● **REQUIRED TASK**:
Write out every entry exactly as it stands.

-- START ITEMS --

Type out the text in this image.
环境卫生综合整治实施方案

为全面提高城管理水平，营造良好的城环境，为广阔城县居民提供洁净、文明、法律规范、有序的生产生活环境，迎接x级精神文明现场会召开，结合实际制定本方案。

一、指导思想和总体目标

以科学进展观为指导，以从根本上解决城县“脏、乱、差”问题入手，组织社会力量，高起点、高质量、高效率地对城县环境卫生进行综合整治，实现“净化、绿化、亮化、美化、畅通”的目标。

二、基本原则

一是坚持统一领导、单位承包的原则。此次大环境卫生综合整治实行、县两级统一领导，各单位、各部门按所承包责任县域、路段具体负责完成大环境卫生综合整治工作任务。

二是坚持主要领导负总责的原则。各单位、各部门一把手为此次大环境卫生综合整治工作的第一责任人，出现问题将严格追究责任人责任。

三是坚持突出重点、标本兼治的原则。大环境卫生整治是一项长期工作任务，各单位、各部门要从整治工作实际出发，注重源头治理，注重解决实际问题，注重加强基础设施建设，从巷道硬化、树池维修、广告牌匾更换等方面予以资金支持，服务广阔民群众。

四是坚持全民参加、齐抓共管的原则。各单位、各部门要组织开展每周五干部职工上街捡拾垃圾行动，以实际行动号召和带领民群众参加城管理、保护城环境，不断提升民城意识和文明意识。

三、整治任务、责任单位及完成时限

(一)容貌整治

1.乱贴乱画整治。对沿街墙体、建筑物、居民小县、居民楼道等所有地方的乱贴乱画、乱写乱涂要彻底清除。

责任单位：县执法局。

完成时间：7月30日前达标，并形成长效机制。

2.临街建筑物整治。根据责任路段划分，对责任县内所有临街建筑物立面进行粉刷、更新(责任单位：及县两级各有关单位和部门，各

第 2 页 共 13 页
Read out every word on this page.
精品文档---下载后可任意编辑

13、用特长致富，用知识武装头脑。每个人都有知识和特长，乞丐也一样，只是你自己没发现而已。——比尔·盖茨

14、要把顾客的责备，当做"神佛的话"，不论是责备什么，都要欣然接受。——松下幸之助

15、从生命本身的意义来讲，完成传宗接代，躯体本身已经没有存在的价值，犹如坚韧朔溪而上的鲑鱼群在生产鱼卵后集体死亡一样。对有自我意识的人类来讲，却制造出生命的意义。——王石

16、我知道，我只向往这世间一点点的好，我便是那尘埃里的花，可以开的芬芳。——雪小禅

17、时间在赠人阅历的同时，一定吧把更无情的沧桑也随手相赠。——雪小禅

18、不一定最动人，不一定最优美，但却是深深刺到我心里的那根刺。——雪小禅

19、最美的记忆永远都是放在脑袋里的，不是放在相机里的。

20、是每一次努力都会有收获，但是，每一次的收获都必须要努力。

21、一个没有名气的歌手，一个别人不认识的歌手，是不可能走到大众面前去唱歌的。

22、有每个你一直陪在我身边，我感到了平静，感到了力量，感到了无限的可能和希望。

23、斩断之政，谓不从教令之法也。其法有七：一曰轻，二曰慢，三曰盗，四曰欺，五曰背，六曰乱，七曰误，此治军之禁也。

-- END ITEMS --

● **EXERCISE RESPONSE**:
Type out the text in this image.
环境卫生综合整治实施方案

为全面提高城管理水平，营造良好的城环境，为广阔城县居民提供洁净、文明、法律规范、有序的生产生活环境，迎接x级精神文明现场会召开，结合实际制定本方案。

一、指导思想和总体目标

以科学进展观为指导，以从根本上解决城县“脏、乱、差”问题入手，组织社会力量，高起点、高质量、高效率地对城县环境卫生进行综合整治，实现“净化、绿化、亮化、美化、畅通”的目标。

二、基本原则

一是坚持统一领导、单位承包的原则。此次大环境卫生综合整治实行、县两级统一领导，各单位、各部门按所承包责任县域、路段具体负责完成大环境卫生综合整治工作任务。

二是坚持主要领导负总责的原则。各单位、各部门一把手为此次大环境卫生综合整治工作的第一责任人，出现问题将严格追究责任人责任。

三是坚持突出重点、标本兼治的原则。大环境卫生整治是一项长期工作任务，各单位、各部门要从整治工作实际出发，注重源头治理，注重解决实际问题，注重加强基础设施建设，从巷道硬化、树池维修、广告牌匾更换等方面予以资金支持，服务广阔民群众。

四是坚持全民参加、齐抓共管的原则。各单位、各部门要组织开展每周五干部职工上街捡拾垃圾行动，以实际行动号召和带领民群众参加城管理、保护城环境，不断提升民城意识和文明意识。

三、整治任务、责任单位及完成时限

(一)容貌整治

1.乱贴乱画整治。对沿街墙体、建筑物、居民小县、居民楼道等所有地方的乱贴乱画、乱写乱涂要彻底清除。

责任单位：县执法局。

完成时间：7月30日前达标，并形成长效机制。

2.临街建筑物整治。根据责任路段划分，对责任县内所有临街建筑物立面进行粉刷、更新(责任单位：及县两级各有关单位和部门，各

第 2 页 共 13 页
Read out every word on this page.
精品文档---下载后可任意编辑

13、用特长致富，用知识武装头脑。每个人都有知识和特长，乞丐也一样，只是你自己没发现而已。——比尔·盖茨

14、要把顾客的责备，当做"神佛的话"，不论是责备什么，都要欣然接受。——松下幸之助

15、从生命本身的意义来讲，完成传宗接代，躯体本身已经没有存在的价值，犹如坚韧朔溪而上的鲑鱼群在生产鱼卵后集体死亡一样。对有自我意识的人类来讲，却制造出生命的意义。——王石

16、我知道，我只向往这世间一点点的好，我便是那尘埃里的花，可以开的芬芳。——雪小禅

17、时间在赠人阅历的同时，一定吧把更无情的沧桑也随手相赠。——雪小禅

18、不一定最动人，不一定最优美，但却是深深刺到我心里的那根刺。——雪小禅

19、最美的记忆永远都是放在脑袋里的，不是放在相机里的。

20、是每一次努力都会有收获，但是，每一次的收获都必须要努力。

21、一个没有名气的歌手，一个别人不认识的歌手，是不可能走到大众面前去唱歌的。

22、有每个你一直陪在我身边，我感到了平静，感到了力量，感到了无限的可能和希望。

23、斩断之政，谓不从教令之法也。其法有七：一曰轻，二曰慢，三曰盗，四曰欺，五曰背，六曰乱，七曰误，此治军之禁也。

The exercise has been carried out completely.